Write out all of the data without omission, exactly as shown.

════════════════

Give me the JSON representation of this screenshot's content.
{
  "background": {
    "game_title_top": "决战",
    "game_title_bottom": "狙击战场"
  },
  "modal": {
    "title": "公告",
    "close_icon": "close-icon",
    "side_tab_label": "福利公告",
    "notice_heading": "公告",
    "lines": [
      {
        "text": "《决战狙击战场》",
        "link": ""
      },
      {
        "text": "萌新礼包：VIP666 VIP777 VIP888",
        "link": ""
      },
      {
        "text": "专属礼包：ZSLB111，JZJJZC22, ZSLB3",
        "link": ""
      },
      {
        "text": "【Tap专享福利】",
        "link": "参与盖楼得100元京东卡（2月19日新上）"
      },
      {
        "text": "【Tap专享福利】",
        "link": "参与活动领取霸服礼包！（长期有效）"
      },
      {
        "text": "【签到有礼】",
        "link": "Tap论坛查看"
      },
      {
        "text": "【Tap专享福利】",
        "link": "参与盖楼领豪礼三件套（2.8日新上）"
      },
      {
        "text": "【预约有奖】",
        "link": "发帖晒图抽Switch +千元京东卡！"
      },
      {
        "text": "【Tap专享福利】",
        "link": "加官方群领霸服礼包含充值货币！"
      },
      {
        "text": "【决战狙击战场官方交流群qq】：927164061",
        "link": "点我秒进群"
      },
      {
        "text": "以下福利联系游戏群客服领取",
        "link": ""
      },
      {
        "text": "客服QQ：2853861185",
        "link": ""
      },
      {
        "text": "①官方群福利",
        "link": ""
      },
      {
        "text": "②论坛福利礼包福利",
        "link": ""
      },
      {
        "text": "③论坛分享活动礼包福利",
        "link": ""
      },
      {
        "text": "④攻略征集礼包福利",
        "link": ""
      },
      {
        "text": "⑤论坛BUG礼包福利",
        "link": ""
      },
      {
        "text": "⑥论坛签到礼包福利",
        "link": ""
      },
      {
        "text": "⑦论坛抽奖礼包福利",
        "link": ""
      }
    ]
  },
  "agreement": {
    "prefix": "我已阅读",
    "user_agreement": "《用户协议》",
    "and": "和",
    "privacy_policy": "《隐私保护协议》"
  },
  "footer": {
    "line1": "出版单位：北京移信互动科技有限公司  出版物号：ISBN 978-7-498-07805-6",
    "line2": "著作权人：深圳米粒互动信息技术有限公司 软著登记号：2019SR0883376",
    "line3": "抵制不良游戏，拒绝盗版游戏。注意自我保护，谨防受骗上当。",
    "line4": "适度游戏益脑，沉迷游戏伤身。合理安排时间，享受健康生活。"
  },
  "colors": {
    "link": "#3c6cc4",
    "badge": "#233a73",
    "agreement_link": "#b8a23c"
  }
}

════════════════

§ **Completed task**:
Give me the JSON representation of this screenshot's content.
{
  "background": {
    "game_title_top": "决战",
    "game_title_bottom": "狙击战场"
  },
  "modal": {
    "title": "公告",
    "close_icon": "close-icon",
    "side_tab_label": "福利公告",
    "notice_heading": "公告",
    "lines": [
      {
        "text": "《决战狙击战场》",
        "link": ""
      },
      {
        "text": "萌新礼包：VIP666 VIP777 VIP888",
        "link": ""
      },
      {
        "text": "专属礼包：ZSLB111，JZJJZC22, ZSLB3",
        "link": ""
      },
      {
        "text": "【Tap专享福利】",
        "link": "参与盖楼得100元京东卡（2月19日新上）"
      },
      {
        "text": "【Tap专享福利】",
        "link": "参与活动领取霸服礼包！（长期有效）"
      },
      {
        "text": "【签到有礼】",
        "link": "Tap论坛查看"
      },
      {
        "text": "【Tap专享福利】",
        "link": "参与盖楼领豪礼三件套（2.8日新上）"
      },
      {
        "text": "【预约有奖】",
        "link": "发帖晒图抽Switch +千元京东卡！"
      },
      {
        "text": "【Tap专享福利】",
        "link": "加官方群领霸服礼包含充值货币！"
      },
      {
        "text": "【决战狙击战场官方交流群qq】：927164061",
        "link": "点我秒进群"
      },
      {
        "text": "以下福利联系游戏群客服领取",
        "link": ""
      },
      {
        "text": "客服QQ：2853861185",
        "link": ""
      },
      {
        "text": "①官方群福利",
        "link": ""
      },
      {
        "text": "②论坛福利礼包福利",
        "link": ""
      },
      {
        "text": "③论坛分享活动礼包福利",
        "link": ""
      },
      {
        "text": "④攻略征集礼包福利",
        "link": ""
      },
      {
        "text": "⑤论坛BUG礼包福利",
        "link": ""
      },
      {
        "text": "⑥论坛签到礼包福利",
        "link": ""
      },
      {
        "text": "⑦论坛抽奖礼包福利",
        "link": ""
      }
    ]
  },
  "agreement": {
    "prefix": "我已阅读",
    "user_agreement": "《用户协议》",
    "and": "和",
    "privacy_policy": "《隐私保护协议》"
  },
  "footer": {
    "line1": "出版单位：北京移信互动科技有限公司  出版物号：ISBN 978-7-498-07805-6",
    "line2": "著作权人：深圳米粒互动信息技术有限公司 软著登记号：2019SR0883376",
    "line3": "抵制不良游戏，拒绝盗版游戏。注意自我保护，谨防受骗上当。",
    "line4": "适度游戏益脑，沉迷游戏伤身。合理安排时间，享受健康生活。"
  },
  "colors": {
    "link": "#3c6cc4",
    "badge": "#233a73",
    "agreement_link": "#b8a23c"
  }
}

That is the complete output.